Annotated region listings

-------

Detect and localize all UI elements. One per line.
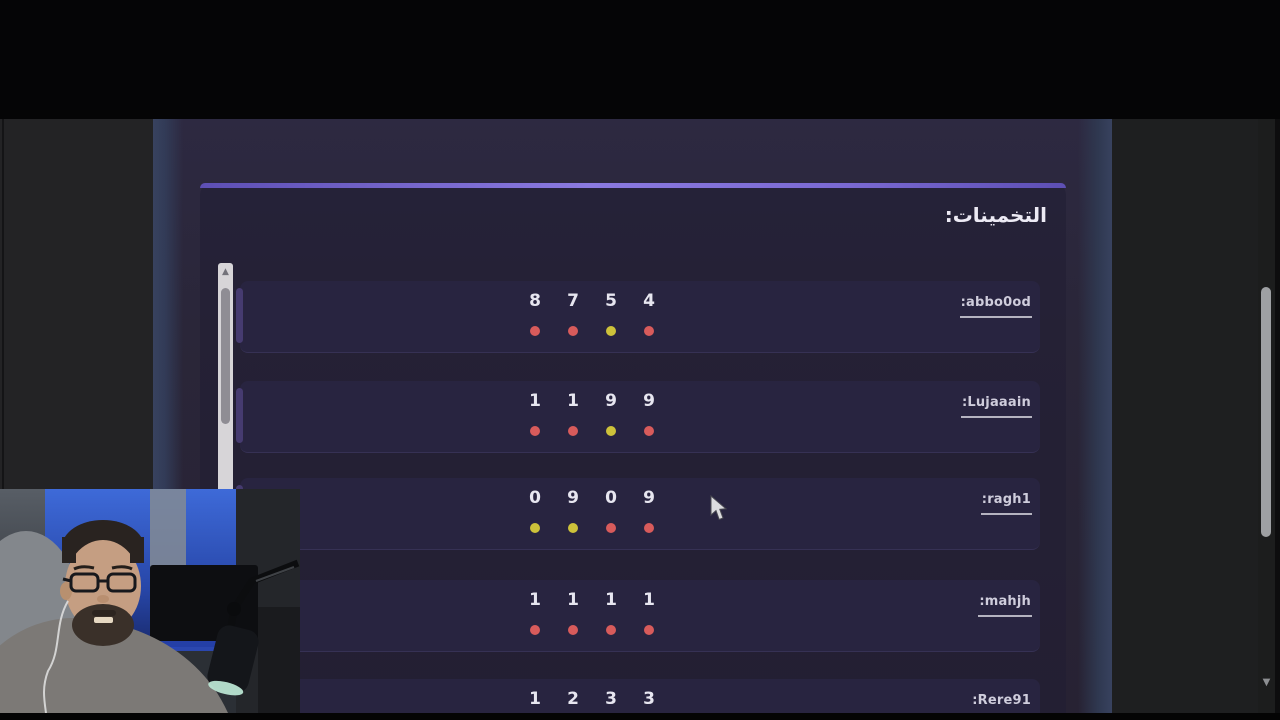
red-dot-icon bbox=[530, 625, 540, 635]
person-eyebrows bbox=[73, 565, 133, 571]
guess-digit: 5 bbox=[605, 291, 617, 311]
guess-digits: 1 1 1 1 bbox=[516, 587, 668, 613]
guess-digits: 0 9 0 9 bbox=[516, 485, 668, 511]
red-dot-icon bbox=[530, 326, 540, 336]
dot-cell bbox=[554, 623, 592, 637]
guess-digit: 0 bbox=[605, 488, 617, 508]
browser-scrollbar[interactable]: ▼ bbox=[1258, 119, 1275, 713]
person-ear bbox=[60, 582, 72, 600]
guess-digit: 9 bbox=[605, 391, 617, 411]
dot-cell bbox=[630, 424, 668, 438]
guess-row: 1 1 9 9 :Lujaaain bbox=[236, 381, 1040, 453]
guess-digit: 9 bbox=[643, 391, 655, 411]
guesses-card-title: التخمينات: bbox=[944, 203, 1047, 227]
guess-row: 8 7 5 4 :abbo0od bbox=[236, 281, 1040, 353]
dot-cell bbox=[516, 424, 554, 438]
player-name: :Lujaaain bbox=[960, 395, 1032, 418]
red-dot-icon bbox=[568, 326, 578, 336]
guess-digit: 2 bbox=[567, 689, 579, 709]
red-dot-icon bbox=[644, 426, 654, 436]
yellow-dot-icon bbox=[568, 523, 578, 533]
player-name: :ragh1 bbox=[980, 492, 1032, 515]
guess-digit: 4 bbox=[643, 291, 655, 311]
yellow-dot-icon bbox=[606, 426, 616, 436]
dot-cell bbox=[516, 623, 554, 637]
dot-cell bbox=[554, 424, 592, 438]
guess-row: 0 9 0 9 :ragh1 bbox=[236, 478, 1040, 550]
mic-boom-arm bbox=[226, 559, 300, 634]
red-dot-icon bbox=[568, 426, 578, 436]
dot-cell bbox=[630, 623, 668, 637]
person-smile bbox=[94, 617, 113, 623]
guess-digit: 1 bbox=[529, 689, 541, 709]
guess-digit: 1 bbox=[605, 590, 617, 610]
dot-cell bbox=[592, 521, 630, 535]
yellow-dot-icon bbox=[606, 326, 616, 336]
guess-digit: 1 bbox=[567, 590, 579, 610]
player-name: :abbo0od bbox=[959, 295, 1032, 318]
player-name: :mahjh bbox=[978, 594, 1032, 617]
earphone-cable bbox=[43, 600, 69, 713]
guess-list-scrollbar-thumb[interactable] bbox=[221, 288, 230, 424]
guess-result-dots bbox=[516, 623, 668, 637]
desk-equipment bbox=[258, 607, 300, 713]
red-dot-icon bbox=[644, 523, 654, 533]
guess-digit: 1 bbox=[529, 590, 541, 610]
webcam-overlay bbox=[0, 489, 300, 713]
dot-cell bbox=[516, 521, 554, 535]
person-mustache bbox=[92, 610, 116, 616]
dot-cell bbox=[592, 623, 630, 637]
dot-cell bbox=[630, 521, 668, 535]
guess-digit: 1 bbox=[643, 590, 655, 610]
row-accent-bar bbox=[236, 388, 243, 443]
guess-digits: 1 1 9 9 bbox=[516, 388, 668, 414]
person-beard bbox=[72, 604, 134, 646]
guess-digit: 0 bbox=[529, 488, 541, 508]
person-glasses bbox=[62, 572, 137, 593]
guess-row: 1 1 1 1 :mahjh bbox=[236, 580, 1040, 652]
guess-digit: 7 bbox=[567, 291, 579, 311]
letterbox-bottom bbox=[0, 713, 1280, 720]
letterbox-top bbox=[0, 0, 1280, 119]
desktop-background-right bbox=[1112, 119, 1280, 713]
dot-cell bbox=[592, 424, 630, 438]
red-dot-icon bbox=[644, 625, 654, 635]
scroll-up-icon[interactable]: ▲ bbox=[222, 267, 229, 277]
yellow-dot-icon bbox=[530, 523, 540, 533]
dot-cell bbox=[592, 324, 630, 338]
guess-result-dots bbox=[516, 521, 668, 535]
guess-digits: 8 7 5 4 bbox=[516, 288, 668, 314]
guess-digit: 3 bbox=[643, 689, 655, 709]
row-accent-bar bbox=[236, 288, 243, 343]
microphone bbox=[207, 625, 259, 696]
red-dot-icon bbox=[644, 326, 654, 336]
red-dot-icon bbox=[606, 625, 616, 635]
guess-digit: 8 bbox=[529, 291, 541, 311]
red-dot-icon bbox=[530, 426, 540, 436]
scroll-down-icon[interactable]: ▼ bbox=[1262, 677, 1271, 688]
red-dot-icon bbox=[606, 523, 616, 533]
guess-result-dots bbox=[516, 324, 668, 338]
browser-scrollbar-thumb[interactable] bbox=[1261, 287, 1271, 537]
guess-digit: 1 bbox=[567, 391, 579, 411]
guess-digit: 9 bbox=[567, 488, 579, 508]
blue-led-strip bbox=[140, 641, 240, 651]
guess-result-dots bbox=[516, 424, 668, 438]
guess-digit: 1 bbox=[529, 391, 541, 411]
screen-edge-right bbox=[1275, 119, 1280, 713]
guess-digit: 3 bbox=[605, 689, 617, 709]
dot-cell bbox=[630, 324, 668, 338]
guess-digit: 9 bbox=[643, 488, 655, 508]
dot-cell bbox=[554, 521, 592, 535]
dot-cell bbox=[516, 324, 554, 338]
webcam-scene bbox=[0, 489, 300, 713]
red-dot-icon bbox=[568, 625, 578, 635]
dot-cell bbox=[554, 324, 592, 338]
guess-digits: 1 2 3 3 bbox=[516, 686, 668, 712]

-------

Written request - Reproduce every record in the listings with each occurrence of "red-dot-icon" replaced by "red-marker-icon" and everything else unchanged. Leave out the pictures.

Response -
Detect and localize all UI elements. One per line.
red-marker-icon bbox=[530, 625, 540, 635]
person-eyebrows bbox=[73, 565, 133, 571]
guess-digit: 5 bbox=[605, 291, 617, 311]
guess-digits: 1 1 1 1 bbox=[516, 587, 668, 613]
guess-digits: 0 9 0 9 bbox=[516, 485, 668, 511]
red-marker-icon bbox=[530, 326, 540, 336]
dot-cell bbox=[554, 623, 592, 637]
guess-digit: 0 bbox=[605, 488, 617, 508]
browser-scrollbar[interactable]: ▼ bbox=[1258, 119, 1275, 713]
person-ear bbox=[60, 582, 72, 600]
guess-digit: 9 bbox=[605, 391, 617, 411]
dot-cell bbox=[630, 424, 668, 438]
guess-row: 1 1 9 9 :Lujaaain bbox=[236, 381, 1040, 453]
guess-digit: 9 bbox=[643, 391, 655, 411]
guesses-card-title: التخمينات: bbox=[944, 203, 1047, 227]
guess-row: 8 7 5 4 :abbo0od bbox=[236, 281, 1040, 353]
dot-cell bbox=[516, 424, 554, 438]
player-name: :Lujaaain bbox=[960, 395, 1032, 418]
red-marker-icon bbox=[568, 326, 578, 336]
guess-digit: 2 bbox=[567, 689, 579, 709]
red-marker-icon bbox=[644, 426, 654, 436]
yellow-dot-icon bbox=[568, 523, 578, 533]
player-name: :ragh1 bbox=[980, 492, 1032, 515]
guess-digit: 4 bbox=[643, 291, 655, 311]
yellow-dot-icon bbox=[606, 426, 616, 436]
dot-cell bbox=[516, 623, 554, 637]
dot-cell bbox=[554, 424, 592, 438]
guess-row: 0 9 0 9 :ragh1 bbox=[236, 478, 1040, 550]
mic-boom-arm bbox=[226, 559, 300, 634]
red-marker-icon bbox=[568, 426, 578, 436]
dot-cell bbox=[630, 623, 668, 637]
person-smile bbox=[94, 617, 113, 623]
guess-digit: 1 bbox=[529, 689, 541, 709]
guess-digit: 1 bbox=[605, 590, 617, 610]
dot-cell bbox=[592, 521, 630, 535]
yellow-dot-icon bbox=[606, 326, 616, 336]
guess-digit: 1 bbox=[567, 590, 579, 610]
player-name: :abbo0od bbox=[959, 295, 1032, 318]
player-name: :mahjh bbox=[978, 594, 1032, 617]
earphone-cable bbox=[43, 600, 69, 713]
guess-list-scrollbar-thumb[interactable] bbox=[221, 288, 230, 424]
guess-result-dots bbox=[516, 623, 668, 637]
desk-equipment bbox=[258, 607, 300, 713]
red-marker-icon bbox=[644, 523, 654, 533]
guess-digit: 1 bbox=[529, 590, 541, 610]
webcam-overlay bbox=[0, 489, 300, 713]
dot-cell bbox=[516, 521, 554, 535]
person-mustache bbox=[92, 610, 116, 616]
dot-cell bbox=[592, 623, 630, 637]
dot-cell bbox=[630, 521, 668, 535]
guess-digit: 1 bbox=[643, 590, 655, 610]
row-accent-bar bbox=[236, 388, 243, 443]
guess-digits: 1 1 9 9 bbox=[516, 388, 668, 414]
person-beard bbox=[72, 604, 134, 646]
guess-digit: 0 bbox=[529, 488, 541, 508]
person-glasses bbox=[62, 572, 137, 593]
guess-row: 1 1 1 1 :mahjh bbox=[236, 580, 1040, 652]
guess-digit: 7 bbox=[567, 291, 579, 311]
letterbox-bottom bbox=[0, 713, 1280, 720]
letterbox-top bbox=[0, 0, 1280, 119]
desktop-background-right bbox=[1112, 119, 1280, 713]
dot-cell bbox=[592, 424, 630, 438]
red-marker-icon bbox=[644, 625, 654, 635]
scroll-up-icon[interactable]: ▲ bbox=[222, 267, 229, 277]
yellow-dot-icon bbox=[530, 523, 540, 533]
dot-cell bbox=[592, 324, 630, 338]
guess-result-dots bbox=[516, 521, 668, 535]
guess-digits: 8 7 5 4 bbox=[516, 288, 668, 314]
guess-digit: 3 bbox=[643, 689, 655, 709]
row-accent-bar bbox=[236, 288, 243, 343]
microphone bbox=[207, 625, 259, 696]
red-marker-icon bbox=[644, 326, 654, 336]
red-marker-icon bbox=[606, 625, 616, 635]
guess-digit: 8 bbox=[529, 291, 541, 311]
red-marker-icon bbox=[530, 426, 540, 436]
scroll-down-icon[interactable]: ▼ bbox=[1262, 677, 1271, 688]
red-marker-icon bbox=[606, 523, 616, 533]
guess-result-dots bbox=[516, 324, 668, 338]
browser-scrollbar-thumb[interactable] bbox=[1261, 287, 1271, 537]
guess-digit: 1 bbox=[567, 391, 579, 411]
guess-digit: 9 bbox=[567, 488, 579, 508]
blue-led-strip bbox=[140, 641, 240, 651]
guess-result-dots bbox=[516, 424, 668, 438]
guess-digit: 1 bbox=[529, 391, 541, 411]
screen-edge-right bbox=[1275, 119, 1280, 713]
guess-digit: 3 bbox=[605, 689, 617, 709]
dot-cell bbox=[630, 324, 668, 338]
guess-digit: 9 bbox=[643, 488, 655, 508]
dot-cell bbox=[554, 521, 592, 535]
dot-cell bbox=[516, 324, 554, 338]
webcam-scene bbox=[0, 489, 300, 713]
red-marker-icon bbox=[568, 625, 578, 635]
dot-cell bbox=[554, 324, 592, 338]
guess-digits: 1 2 3 3 bbox=[516, 686, 668, 712]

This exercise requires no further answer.